* _Job_: Identify the lines bearing the string "constrained" and gather them.

Data extracted from a collection
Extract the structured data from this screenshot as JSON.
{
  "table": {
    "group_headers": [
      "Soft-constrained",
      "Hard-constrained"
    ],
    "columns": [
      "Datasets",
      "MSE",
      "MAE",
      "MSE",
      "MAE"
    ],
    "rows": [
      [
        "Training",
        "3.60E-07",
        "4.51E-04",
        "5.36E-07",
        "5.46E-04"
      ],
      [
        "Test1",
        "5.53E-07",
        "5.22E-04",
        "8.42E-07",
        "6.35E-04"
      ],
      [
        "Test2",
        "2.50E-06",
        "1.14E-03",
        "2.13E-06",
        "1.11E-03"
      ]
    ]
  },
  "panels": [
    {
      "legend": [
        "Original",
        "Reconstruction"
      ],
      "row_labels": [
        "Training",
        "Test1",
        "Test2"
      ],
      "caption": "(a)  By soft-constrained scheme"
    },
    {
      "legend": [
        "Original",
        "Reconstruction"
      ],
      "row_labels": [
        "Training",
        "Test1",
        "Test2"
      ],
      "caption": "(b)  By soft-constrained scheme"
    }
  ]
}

* _Task response_:
      "Soft-constrained",
      "Hard-constrained"
      "caption": "(a)  By soft-constrained scheme"
      "caption": "(b)  By soft-constrained scheme"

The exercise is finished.